--- Task directions ---
Skip the pictures. Repeat everything else in the records word for word.

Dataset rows
──────────────────────────────
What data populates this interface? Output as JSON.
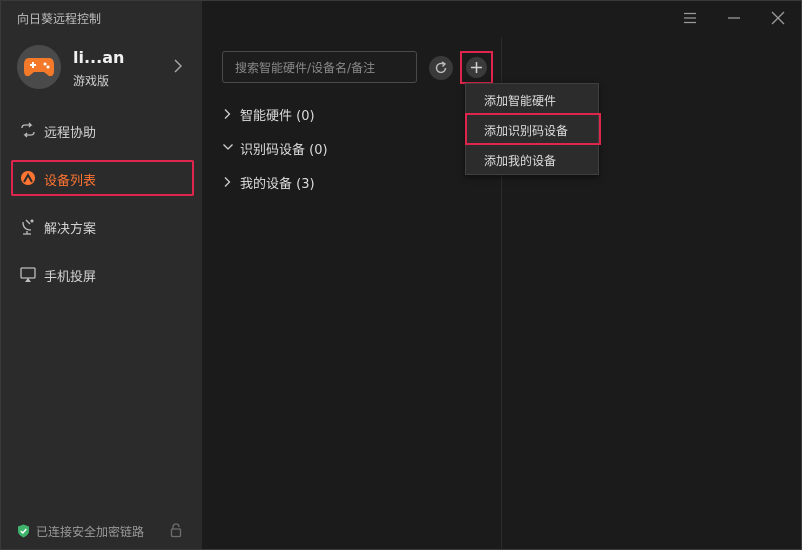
{
  "app": {
    "title": "向日葵远程控制"
  },
  "profile": {
    "name": "li...an",
    "tier": "游戏版"
  },
  "nav": {
    "items": [
      {
        "label": "远程协助",
        "icon": "remote-assist-icon"
      },
      {
        "label": "设备列表",
        "icon": "device-list-icon",
        "active": true
      },
      {
        "label": "解决方案",
        "icon": "solution-icon"
      },
      {
        "label": "手机投屏",
        "icon": "screen-cast-icon"
      }
    ]
  },
  "status": {
    "text": "已连接安全加密链路"
  },
  "search": {
    "placeholder": "搜索智能硬件/设备名/备注"
  },
  "groups": [
    {
      "label": "智能硬件 (0)",
      "expanded": false
    },
    {
      "label": "识别码设备 (0)",
      "expanded": true
    },
    {
      "label": "我的设备 (3)",
      "expanded": false
    }
  ],
  "add_menu": {
    "items": [
      {
        "label": "添加智能硬件"
      },
      {
        "label": "添加识别码设备",
        "highlighted": true
      },
      {
        "label": "添加我的设备"
      }
    ]
  },
  "colors": {
    "accent": "#ff7433",
    "highlight_border": "#e0254c",
    "sidebar_bg": "#2b2b2b",
    "main_bg": "#1b1b1b"
  }
}
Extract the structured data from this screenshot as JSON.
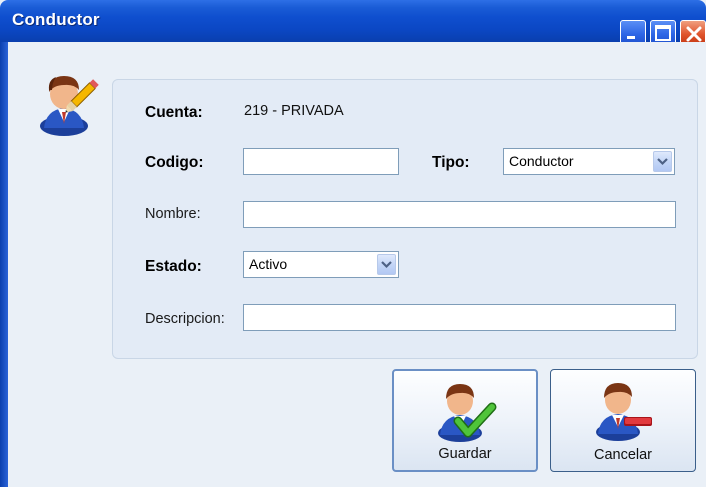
{
  "window": {
    "title": "Conductor"
  },
  "form": {
    "cuenta_label": "Cuenta:",
    "cuenta_value": "219 - PRIVADA",
    "codigo_label": "Codigo:",
    "codigo_value": "",
    "tipo_label": "Tipo:",
    "tipo_value": "Conductor",
    "nombre_label": "Nombre:",
    "nombre_value": "",
    "estado_label": "Estado:",
    "estado_value": "Activo",
    "descripcion_label": "Descripcion:",
    "descripcion_value": ""
  },
  "buttons": {
    "guardar": "Guardar",
    "cancelar": "Cancelar"
  },
  "colors": {
    "titlebar": "#0b47c4",
    "panel": "#e3ebf6",
    "client": "#eaf0f7",
    "close": "#e0552d",
    "check": "#3fae29",
    "minus": "#d8262b"
  },
  "icons": [
    "user-edit-icon",
    "user-check-icon",
    "user-remove-icon",
    "minimize-icon",
    "maximize-icon",
    "close-icon",
    "chevron-down-icon"
  ]
}
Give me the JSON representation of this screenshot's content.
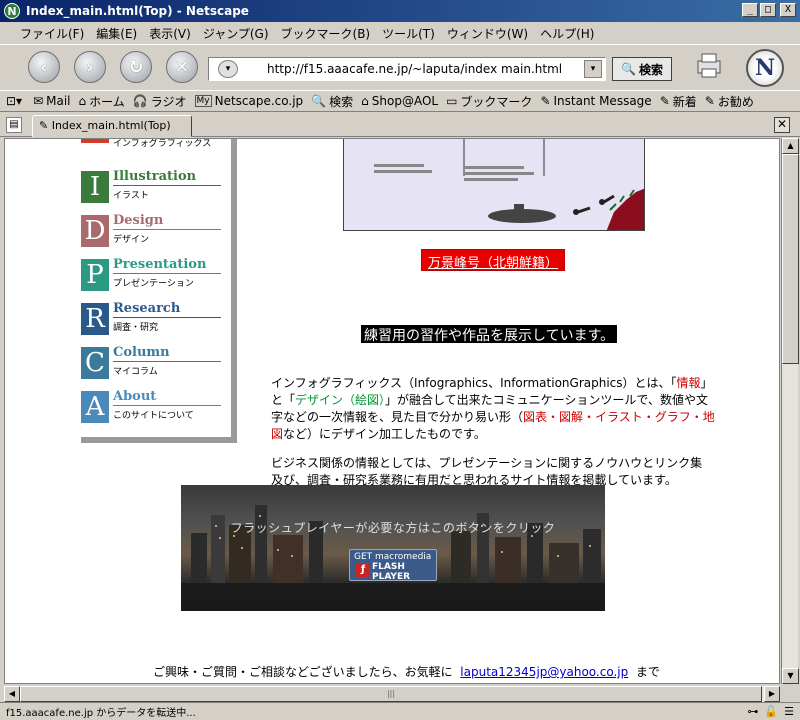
{
  "window": {
    "title": "Index_main.html(Top) - Netscape",
    "app_icon": "N",
    "minimize": "_",
    "maximize": "□",
    "close": "X"
  },
  "menubar": {
    "items": [
      "ファイル(F)",
      "編集(E)",
      "表示(V)",
      "ジャンプ(G)",
      "ブックマーク(B)",
      "ツール(T)",
      "ウィンドウ(W)",
      "ヘルプ(H)"
    ]
  },
  "navbar": {
    "url": "http://f15.aaacafe.ne.jp/~laputa/index main.html",
    "search_label": "検索",
    "logo_letter": "N"
  },
  "personal_toolbar": {
    "items": [
      {
        "icon": "✉",
        "label": "Mail"
      },
      {
        "icon": "⌂",
        "label": "ホーム"
      },
      {
        "icon": "🎧",
        "label": "ラジオ"
      },
      {
        "icon": "My",
        "label": "Netscape.co.jp"
      },
      {
        "icon": "🔍",
        "label": "検索"
      },
      {
        "icon": "⌂",
        "label": "Shop@AOL"
      },
      {
        "icon": "▭",
        "label": "ブックマーク"
      },
      {
        "icon": "✎",
        "label": "Instant Message"
      },
      {
        "icon": "✎",
        "label": "新着"
      },
      {
        "icon": "✎",
        "label": "お勧め"
      }
    ]
  },
  "tab": {
    "label": "Index_main.html(Top)"
  },
  "sidebar_nav": {
    "items": [
      {
        "letter": "I",
        "title": "",
        "subtitle": "インフォグラフィックス",
        "color": "#d23a2a"
      },
      {
        "letter": "I",
        "title": "Illustration",
        "subtitle": "イラスト",
        "color": "#3a7a3a"
      },
      {
        "letter": "D",
        "title": "Design",
        "subtitle": "デザイン",
        "color": "#a86a6a"
      },
      {
        "letter": "P",
        "title": "Presentation",
        "subtitle": "プレゼンテーション",
        "color": "#2a9a82"
      },
      {
        "letter": "R",
        "title": "Research",
        "subtitle": "調査・研究",
        "color": "#2a5a8a"
      },
      {
        "letter": "C",
        "title": "Column",
        "subtitle": "マイコラム",
        "color": "#3a7a9a"
      },
      {
        "letter": "A",
        "title": "About",
        "subtitle": "このサイトについて",
        "color": "#4a8aba"
      }
    ]
  },
  "main": {
    "image_label": "万景峰号（北朝鮮籍）",
    "caption": "練習用の習作や作品を展示しています。",
    "desc1_a": "インフォグラフィックス（Infographics、InformationGraphics）とは、「",
    "desc1_info": "情報",
    "desc1_b": "」と「",
    "desc1_design": "デザイン（絵図）",
    "desc1_c": "」が融合して出来たコミュニケーションツールで、数値や文字などの一次情報を、見た目で分かり易い形（",
    "desc1_examples": "図表・図解・イラスト・グラフ・地図",
    "desc1_d": "など）にデザイン加工したものです。",
    "desc2": "ビジネス関係の情報としては、プレゼンテーションに関するノウハウとリンク集及び、調査・研究系業務に有用だと思われるサイト情報を掲載しています。",
    "flash_message": "フラッシュプレイヤーが必要な方はこのボタンをクリック",
    "flash_button": {
      "line1": "GET macromedia",
      "line2": "FLASH",
      "line3": "PLAYER"
    },
    "footer_prefix": "ご興味・ご質問・ご相談などございましたら、お気軽に",
    "footer_email": "laputa12345jp@yahoo.co.jp",
    "footer_suffix": "まで"
  },
  "statusbar": {
    "text": "f15.aaacafe.ne.jp からデータを転送中..."
  }
}
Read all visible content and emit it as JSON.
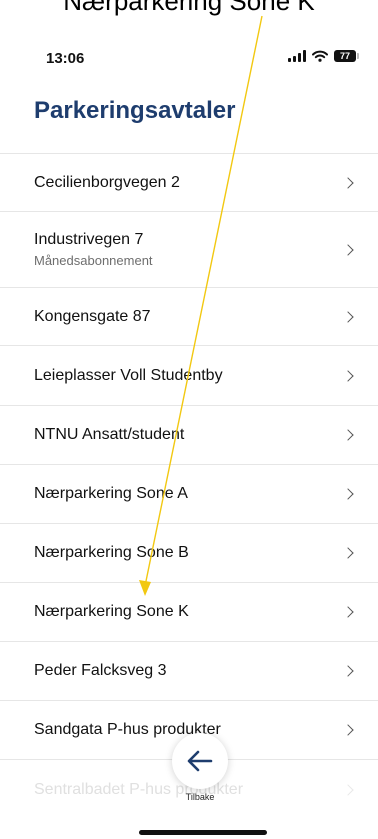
{
  "caption": "Nærparkering Sone K",
  "status_bar": {
    "time": "13:06",
    "battery": "77"
  },
  "page_title": "Parkeringsavtaler",
  "items": [
    {
      "title": "Cecilienborgvegen 2",
      "subtitle": ""
    },
    {
      "title": "Industrivegen 7",
      "subtitle": "Månedsabonnement"
    },
    {
      "title": "Kongensgate 87",
      "subtitle": ""
    },
    {
      "title": "Leieplasser Voll Studentby",
      "subtitle": ""
    },
    {
      "title": "NTNU Ansatt/student",
      "subtitle": ""
    },
    {
      "title": "Nærparkering Sone A",
      "subtitle": ""
    },
    {
      "title": "Nærparkering Sone B",
      "subtitle": ""
    },
    {
      "title": "Nærparkering Sone K",
      "subtitle": ""
    },
    {
      "title": "Peder Falcksveg 3",
      "subtitle": ""
    },
    {
      "title": "Sandgata P-hus produkter",
      "subtitle": ""
    },
    {
      "title": "Sentralbadet P-hus produkter",
      "subtitle": ""
    }
  ],
  "back_button": {
    "label": "Tilbake"
  },
  "colors": {
    "title": "#1e3d6e",
    "arrow": "#1e3d6e",
    "annotation": "#f2c811"
  },
  "icons": {
    "signal": "cellular-signal-icon",
    "wifi": "wifi-icon",
    "battery": "battery-icon",
    "chevron": "chevron-right-icon",
    "back": "arrow-left-icon"
  }
}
──────────────────────────────
--- Correct output ---
What data populates this interface? Output as JSON.
{
  "app": {
    "title": "向日葵远程控制"
  },
  "profile": {
    "name": "li...an",
    "tier": "游戏版"
  },
  "nav": {
    "items": [
      {
        "label": "远程协助",
        "icon": "remote-assist-icon"
      },
      {
        "label": "设备列表",
        "icon": "device-list-icon",
        "active": true
      },
      {
        "label": "解决方案",
        "icon": "solution-icon"
      },
      {
        "label": "手机投屏",
        "icon": "screen-cast-icon"
      }
    ]
  },
  "status": {
    "text": "已连接安全加密链路"
  },
  "search": {
    "placeholder": "搜索智能硬件/设备名/备注"
  },
  "groups": [
    {
      "label": "智能硬件 (0)",
      "expanded": false
    },
    {
      "label": "识别码设备 (0)",
      "expanded": true
    },
    {
      "label": "我的设备 (3)",
      "expanded": false
    }
  ],
  "add_menu": {
    "items": [
      {
        "label": "添加智能硬件"
      },
      {
        "label": "添加识别码设备",
        "highlighted": true
      },
      {
        "label": "添加我的设备"
      }
    ]
  },
  "colors": {
    "accent": "#ff7433",
    "highlight_border": "#e0254c",
    "sidebar_bg": "#2b2b2b",
    "main_bg": "#1b1b1b"
  }
}
Extract the structured data from this screenshot as JSON.
{
  "window": {
    "title": "Conductor"
  },
  "form": {
    "cuenta_label": "Cuenta:",
    "cuenta_value": "219 - PRIVADA",
    "codigo_label": "Codigo:",
    "codigo_value": "",
    "tipo_label": "Tipo:",
    "tipo_value": "Conductor",
    "nombre_label": "Nombre:",
    "nombre_value": "",
    "estado_label": "Estado:",
    "estado_value": "Activo",
    "descripcion_label": "Descripcion:",
    "descripcion_value": ""
  },
  "buttons": {
    "guardar": "Guardar",
    "cancelar": "Cancelar"
  },
  "colors": {
    "titlebar": "#0b47c4",
    "panel": "#e3ebf6",
    "client": "#eaf0f7",
    "close": "#e0552d",
    "check": "#3fae29",
    "minus": "#d8262b"
  },
  "icons": [
    "user-edit-icon",
    "user-check-icon",
    "user-remove-icon",
    "minimize-icon",
    "maximize-icon",
    "close-icon",
    "chevron-down-icon"
  ]
}
Give me the JSON representation of this screenshot's content.
{
  "window": {
    "title": "Index_main.html(Top) - Netscape",
    "app_icon": "N",
    "minimize": "_",
    "maximize": "□",
    "close": "X"
  },
  "menubar": {
    "items": [
      "ファイル(F)",
      "編集(E)",
      "表示(V)",
      "ジャンプ(G)",
      "ブックマーク(B)",
      "ツール(T)",
      "ウィンドウ(W)",
      "ヘルプ(H)"
    ]
  },
  "navbar": {
    "url": "http://f15.aaacafe.ne.jp/~laputa/index main.html",
    "search_label": "検索",
    "logo_letter": "N"
  },
  "personal_toolbar": {
    "items": [
      {
        "icon": "✉",
        "label": "Mail"
      },
      {
        "icon": "⌂",
        "label": "ホーム"
      },
      {
        "icon": "🎧",
        "label": "ラジオ"
      },
      {
        "icon": "My",
        "label": "Netscape.co.jp"
      },
      {
        "icon": "🔍",
        "label": "検索"
      },
      {
        "icon": "⌂",
        "label": "Shop@AOL"
      },
      {
        "icon": "▭",
        "label": "ブックマーク"
      },
      {
        "icon": "✎",
        "label": "Instant Message"
      },
      {
        "icon": "✎",
        "label": "新着"
      },
      {
        "icon": "✎",
        "label": "お勧め"
      }
    ]
  },
  "tab": {
    "label": "Index_main.html(Top)"
  },
  "sidebar_nav": {
    "items": [
      {
        "letter": "I",
        "title": "",
        "subtitle": "インフォグラフィックス",
        "color": "#d23a2a"
      },
      {
        "letter": "I",
        "title": "Illustration",
        "subtitle": "イラスト",
        "color": "#3a7a3a"
      },
      {
        "letter": "D",
        "title": "Design",
        "subtitle": "デザイン",
        "color": "#a86a6a"
      },
      {
        "letter": "P",
        "title": "Presentation",
        "subtitle": "プレゼンテーション",
        "color": "#2a9a82"
      },
      {
        "letter": "R",
        "title": "Research",
        "subtitle": "調査・研究",
        "color": "#2a5a8a"
      },
      {
        "letter": "C",
        "title": "Column",
        "subtitle": "マイコラム",
        "color": "#3a7a9a"
      },
      {
        "letter": "A",
        "title": "About",
        "subtitle": "このサイトについて",
        "color": "#4a8aba"
      }
    ]
  },
  "main": {
    "image_label": "万景峰号（北朝鮮籍）",
    "caption": "練習用の習作や作品を展示しています。",
    "desc1_a": "インフォグラフィックス（Infographics、InformationGraphics）とは、「",
    "desc1_info": "情報",
    "desc1_b": "」と「",
    "desc1_design": "デザイン（絵図）",
    "desc1_c": "」が融合して出来たコミュニケーションツールで、数値や文字などの一次情報を、見た目で分かり易い形（",
    "desc1_examples": "図表・図解・イラスト・グラフ・地図",
    "desc1_d": "など）にデザイン加工したものです。",
    "desc2": "ビジネス関係の情報としては、プレゼンテーションに関するノウハウとリンク集及び、調査・研究系業務に有用だと思われるサイト情報を掲載しています。",
    "flash_message": "フラッシュプレイヤーが必要な方はこのボタンをクリック",
    "flash_button": {
      "line1": "GET macromedia",
      "line2": "FLASH",
      "line3": "PLAYER"
    },
    "footer_prefix": "ご興味・ご質問・ご相談などございましたら、お気軽に",
    "footer_email": "laputa12345jp@yahoo.co.jp",
    "footer_suffix": "まで"
  },
  "statusbar": {
    "text": "f15.aaacafe.ne.jp からデータを転送中..."
  }
}
Read all visible content and emit it as JSON.
{
  "caption": "Nærparkering Sone K",
  "status_bar": {
    "time": "13:06",
    "battery": "77"
  },
  "page_title": "Parkeringsavtaler",
  "items": [
    {
      "title": "Cecilienborgvegen 2",
      "subtitle": ""
    },
    {
      "title": "Industrivegen 7",
      "subtitle": "Månedsabonnement"
    },
    {
      "title": "Kongensgate 87",
      "subtitle": ""
    },
    {
      "title": "Leieplasser Voll Studentby",
      "subtitle": ""
    },
    {
      "title": "NTNU Ansatt/student",
      "subtitle": ""
    },
    {
      "title": "Nærparkering Sone A",
      "subtitle": ""
    },
    {
      "title": "Nærparkering Sone B",
      "subtitle": ""
    },
    {
      "title": "Nærparkering Sone K",
      "subtitle": ""
    },
    {
      "title": "Peder Falcksveg 3",
      "subtitle": ""
    },
    {
      "title": "Sandgata P-hus produkter",
      "subtitle": ""
    },
    {
      "title": "Sentralbadet P-hus produkter",
      "subtitle": ""
    }
  ],
  "back_button": {
    "label": "Tilbake"
  },
  "colors": {
    "title": "#1e3d6e",
    "arrow": "#1e3d6e",
    "annotation": "#f2c811"
  },
  "icons": {
    "signal": "cellular-signal-icon",
    "wifi": "wifi-icon",
    "battery": "battery-icon",
    "chevron": "chevron-right-icon",
    "back": "arrow-left-icon"
  }
}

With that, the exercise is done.